TASK TO CARRY OUT | Look through the records below and collect all lines that hold the string "Zara".

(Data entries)
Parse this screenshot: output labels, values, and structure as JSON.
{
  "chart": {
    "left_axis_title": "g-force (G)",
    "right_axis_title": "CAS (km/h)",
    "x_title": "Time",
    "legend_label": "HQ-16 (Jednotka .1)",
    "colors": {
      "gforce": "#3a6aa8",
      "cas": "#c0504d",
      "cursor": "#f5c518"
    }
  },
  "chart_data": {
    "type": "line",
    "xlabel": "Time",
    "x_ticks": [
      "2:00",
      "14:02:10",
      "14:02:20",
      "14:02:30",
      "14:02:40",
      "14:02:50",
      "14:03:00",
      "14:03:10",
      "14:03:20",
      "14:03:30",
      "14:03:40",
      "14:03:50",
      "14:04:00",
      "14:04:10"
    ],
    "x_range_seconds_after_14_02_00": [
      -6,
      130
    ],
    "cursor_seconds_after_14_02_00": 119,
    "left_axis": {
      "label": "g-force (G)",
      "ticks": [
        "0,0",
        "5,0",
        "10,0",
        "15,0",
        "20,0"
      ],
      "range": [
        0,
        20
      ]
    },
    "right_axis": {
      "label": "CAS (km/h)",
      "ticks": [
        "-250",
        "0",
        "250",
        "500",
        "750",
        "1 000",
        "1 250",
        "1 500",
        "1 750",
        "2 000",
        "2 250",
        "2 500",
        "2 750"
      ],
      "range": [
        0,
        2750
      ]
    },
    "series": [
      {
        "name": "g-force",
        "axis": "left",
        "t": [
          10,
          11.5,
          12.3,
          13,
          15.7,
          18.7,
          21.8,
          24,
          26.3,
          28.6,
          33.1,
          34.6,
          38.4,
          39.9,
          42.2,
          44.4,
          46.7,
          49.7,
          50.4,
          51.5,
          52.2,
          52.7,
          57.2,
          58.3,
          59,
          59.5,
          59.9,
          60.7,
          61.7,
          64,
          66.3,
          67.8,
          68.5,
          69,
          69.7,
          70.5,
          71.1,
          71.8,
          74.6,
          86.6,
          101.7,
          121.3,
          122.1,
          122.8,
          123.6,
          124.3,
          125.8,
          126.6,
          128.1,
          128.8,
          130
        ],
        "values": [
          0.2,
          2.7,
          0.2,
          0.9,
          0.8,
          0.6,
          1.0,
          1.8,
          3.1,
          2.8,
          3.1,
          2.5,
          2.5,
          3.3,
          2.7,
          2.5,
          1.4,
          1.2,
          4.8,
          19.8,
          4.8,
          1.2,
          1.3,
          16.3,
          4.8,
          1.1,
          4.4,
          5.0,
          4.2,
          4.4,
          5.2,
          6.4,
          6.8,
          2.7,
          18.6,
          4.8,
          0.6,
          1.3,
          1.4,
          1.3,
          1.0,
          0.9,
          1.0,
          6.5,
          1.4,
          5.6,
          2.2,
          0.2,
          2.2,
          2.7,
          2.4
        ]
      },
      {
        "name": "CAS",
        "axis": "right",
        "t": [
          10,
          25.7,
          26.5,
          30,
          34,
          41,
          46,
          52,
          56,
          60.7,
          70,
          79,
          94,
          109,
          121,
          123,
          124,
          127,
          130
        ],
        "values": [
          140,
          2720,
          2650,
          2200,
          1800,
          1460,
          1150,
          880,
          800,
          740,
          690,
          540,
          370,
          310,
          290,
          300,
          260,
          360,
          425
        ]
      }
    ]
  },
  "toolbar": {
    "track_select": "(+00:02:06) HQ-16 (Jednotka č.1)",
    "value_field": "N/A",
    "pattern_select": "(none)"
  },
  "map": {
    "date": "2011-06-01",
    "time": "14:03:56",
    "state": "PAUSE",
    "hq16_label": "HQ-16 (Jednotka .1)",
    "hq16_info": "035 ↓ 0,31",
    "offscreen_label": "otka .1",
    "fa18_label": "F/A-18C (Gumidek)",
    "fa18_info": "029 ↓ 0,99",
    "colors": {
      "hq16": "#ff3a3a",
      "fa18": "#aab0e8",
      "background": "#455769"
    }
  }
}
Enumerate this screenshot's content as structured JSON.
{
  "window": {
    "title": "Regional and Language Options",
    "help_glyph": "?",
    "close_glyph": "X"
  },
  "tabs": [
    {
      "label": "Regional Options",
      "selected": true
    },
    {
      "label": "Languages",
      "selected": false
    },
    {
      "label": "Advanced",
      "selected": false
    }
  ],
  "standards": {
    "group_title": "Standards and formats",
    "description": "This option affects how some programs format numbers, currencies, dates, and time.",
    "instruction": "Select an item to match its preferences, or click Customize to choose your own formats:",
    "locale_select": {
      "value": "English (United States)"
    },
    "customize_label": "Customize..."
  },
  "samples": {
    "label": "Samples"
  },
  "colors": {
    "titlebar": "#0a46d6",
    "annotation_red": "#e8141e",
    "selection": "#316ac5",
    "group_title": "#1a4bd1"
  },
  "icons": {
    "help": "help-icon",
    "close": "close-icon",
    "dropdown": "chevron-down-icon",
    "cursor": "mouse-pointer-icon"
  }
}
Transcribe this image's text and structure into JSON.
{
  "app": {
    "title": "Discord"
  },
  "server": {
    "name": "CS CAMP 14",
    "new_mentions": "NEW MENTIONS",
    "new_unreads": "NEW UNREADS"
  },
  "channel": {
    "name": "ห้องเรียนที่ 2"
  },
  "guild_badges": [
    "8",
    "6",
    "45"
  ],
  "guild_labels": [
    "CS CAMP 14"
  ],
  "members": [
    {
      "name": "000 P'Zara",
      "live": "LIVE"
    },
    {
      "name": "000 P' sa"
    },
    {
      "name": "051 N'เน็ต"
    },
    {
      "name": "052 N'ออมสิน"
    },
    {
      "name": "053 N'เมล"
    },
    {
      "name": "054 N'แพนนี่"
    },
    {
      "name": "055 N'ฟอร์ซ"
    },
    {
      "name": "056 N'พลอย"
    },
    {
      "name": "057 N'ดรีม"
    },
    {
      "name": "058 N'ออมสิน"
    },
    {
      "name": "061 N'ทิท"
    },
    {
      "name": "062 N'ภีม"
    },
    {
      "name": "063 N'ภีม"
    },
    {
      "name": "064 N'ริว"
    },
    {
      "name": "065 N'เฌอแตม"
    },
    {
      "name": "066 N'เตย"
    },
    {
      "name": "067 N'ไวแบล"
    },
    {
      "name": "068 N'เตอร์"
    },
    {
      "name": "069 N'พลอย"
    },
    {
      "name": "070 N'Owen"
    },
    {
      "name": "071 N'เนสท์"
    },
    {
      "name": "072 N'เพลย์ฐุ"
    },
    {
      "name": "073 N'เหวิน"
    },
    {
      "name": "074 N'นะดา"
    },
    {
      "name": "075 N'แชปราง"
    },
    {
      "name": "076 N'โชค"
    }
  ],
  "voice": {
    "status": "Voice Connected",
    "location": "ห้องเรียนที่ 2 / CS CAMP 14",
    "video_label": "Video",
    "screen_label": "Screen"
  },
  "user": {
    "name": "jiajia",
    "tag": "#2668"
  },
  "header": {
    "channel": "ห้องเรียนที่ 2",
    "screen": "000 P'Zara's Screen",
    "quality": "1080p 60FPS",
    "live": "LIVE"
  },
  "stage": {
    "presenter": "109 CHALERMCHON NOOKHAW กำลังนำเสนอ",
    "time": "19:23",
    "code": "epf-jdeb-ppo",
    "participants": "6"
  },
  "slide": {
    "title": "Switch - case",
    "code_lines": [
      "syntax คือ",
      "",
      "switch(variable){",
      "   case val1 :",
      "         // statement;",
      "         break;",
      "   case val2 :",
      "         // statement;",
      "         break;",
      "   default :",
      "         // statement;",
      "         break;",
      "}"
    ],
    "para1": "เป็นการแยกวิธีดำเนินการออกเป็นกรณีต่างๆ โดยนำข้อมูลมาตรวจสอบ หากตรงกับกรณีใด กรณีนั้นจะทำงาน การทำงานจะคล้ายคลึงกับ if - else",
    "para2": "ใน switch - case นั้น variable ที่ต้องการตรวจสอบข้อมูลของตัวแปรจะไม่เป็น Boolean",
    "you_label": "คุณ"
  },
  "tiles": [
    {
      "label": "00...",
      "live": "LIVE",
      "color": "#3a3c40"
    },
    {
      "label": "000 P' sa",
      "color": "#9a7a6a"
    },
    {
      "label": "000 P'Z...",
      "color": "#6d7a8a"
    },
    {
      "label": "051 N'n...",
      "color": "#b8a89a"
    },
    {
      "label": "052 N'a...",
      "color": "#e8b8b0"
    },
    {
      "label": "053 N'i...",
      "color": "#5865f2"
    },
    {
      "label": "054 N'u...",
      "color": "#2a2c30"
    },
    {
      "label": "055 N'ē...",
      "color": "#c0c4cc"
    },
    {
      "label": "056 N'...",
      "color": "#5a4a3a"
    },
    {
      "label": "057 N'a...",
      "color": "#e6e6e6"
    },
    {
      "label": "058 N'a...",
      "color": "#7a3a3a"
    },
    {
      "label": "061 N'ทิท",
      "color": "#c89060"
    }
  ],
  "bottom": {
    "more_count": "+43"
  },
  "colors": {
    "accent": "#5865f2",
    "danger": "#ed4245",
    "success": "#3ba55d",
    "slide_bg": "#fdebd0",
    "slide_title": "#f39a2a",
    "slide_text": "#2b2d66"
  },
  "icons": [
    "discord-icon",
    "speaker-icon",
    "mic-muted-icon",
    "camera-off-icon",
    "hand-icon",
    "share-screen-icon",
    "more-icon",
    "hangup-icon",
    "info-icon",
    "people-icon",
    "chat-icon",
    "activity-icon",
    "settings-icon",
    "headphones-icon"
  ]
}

PROBLEM SOLUTION |
      "name": "000 P'Zara",
    "screen": "000 P'Zara's Screen",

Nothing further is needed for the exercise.